§ Dataset records
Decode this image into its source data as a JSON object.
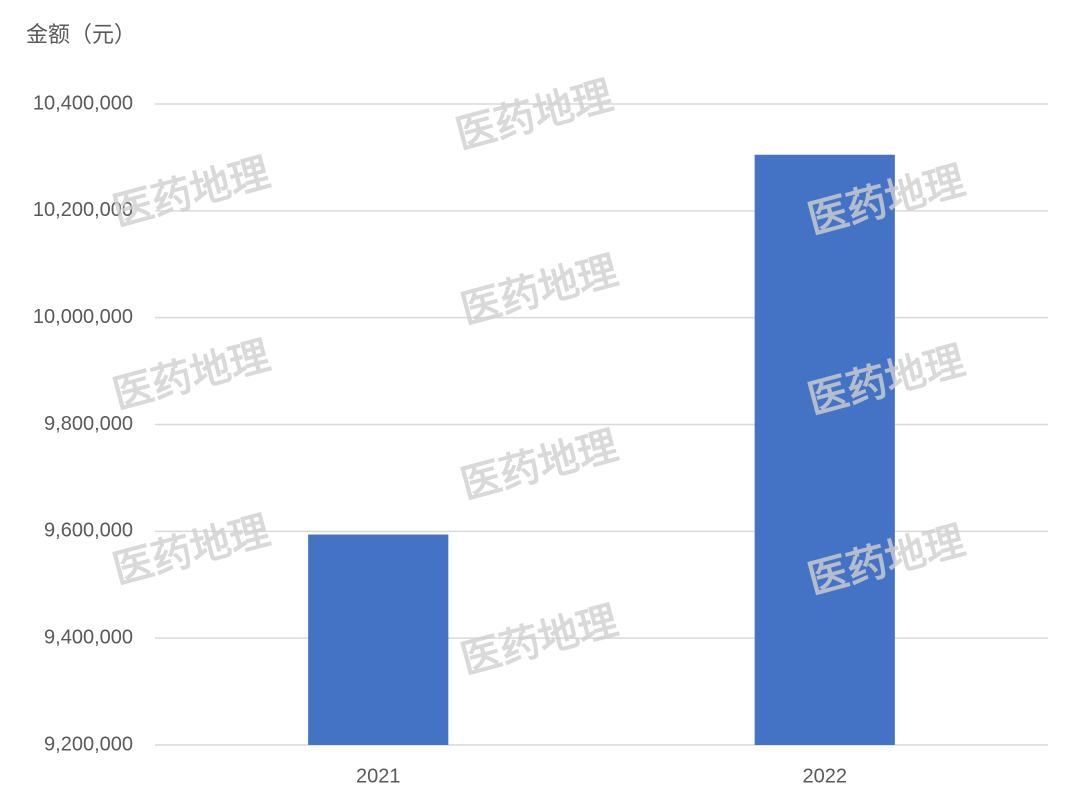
{
  "chart_data": {
    "type": "bar",
    "y_axis_label": "金额（元）",
    "watermark": "医药地理",
    "categories": [
      "2021",
      "2022"
    ],
    "values": [
      9594000,
      10305000
    ],
    "color": "#4472c4",
    "ylim": [
      9200000,
      10400000
    ],
    "yticks": [
      {
        "value": 9200000,
        "label": "9,200,000"
      },
      {
        "value": 9400000,
        "label": "9,400,000"
      },
      {
        "value": 9600000,
        "label": "9,600,000"
      },
      {
        "value": 9800000,
        "label": "9,800,000"
      },
      {
        "value": 10000000,
        "label": "10,000,000"
      },
      {
        "value": 10200000,
        "label": "10,200,000"
      },
      {
        "value": 10400000,
        "label": "10,400,000"
      }
    ],
    "grid": true
  }
}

§ What to work on
The records shown above are to be repeated exactly, with the pictures left out.

§ Written solution
Decode this image into its source data as a JSON object.
{
  "chart_data": {
    "type": "bar",
    "y_axis_label": "金额（元）",
    "watermark": "医药地理",
    "categories": [
      "2021",
      "2022"
    ],
    "values": [
      9594000,
      10305000
    ],
    "color": "#4472c4",
    "ylim": [
      9200000,
      10400000
    ],
    "yticks": [
      {
        "value": 9200000,
        "label": "9,200,000"
      },
      {
        "value": 9400000,
        "label": "9,400,000"
      },
      {
        "value": 9600000,
        "label": "9,600,000"
      },
      {
        "value": 9800000,
        "label": "9,800,000"
      },
      {
        "value": 10000000,
        "label": "10,000,000"
      },
      {
        "value": 10200000,
        "label": "10,200,000"
      },
      {
        "value": 10400000,
        "label": "10,400,000"
      }
    ],
    "grid": true
  }
}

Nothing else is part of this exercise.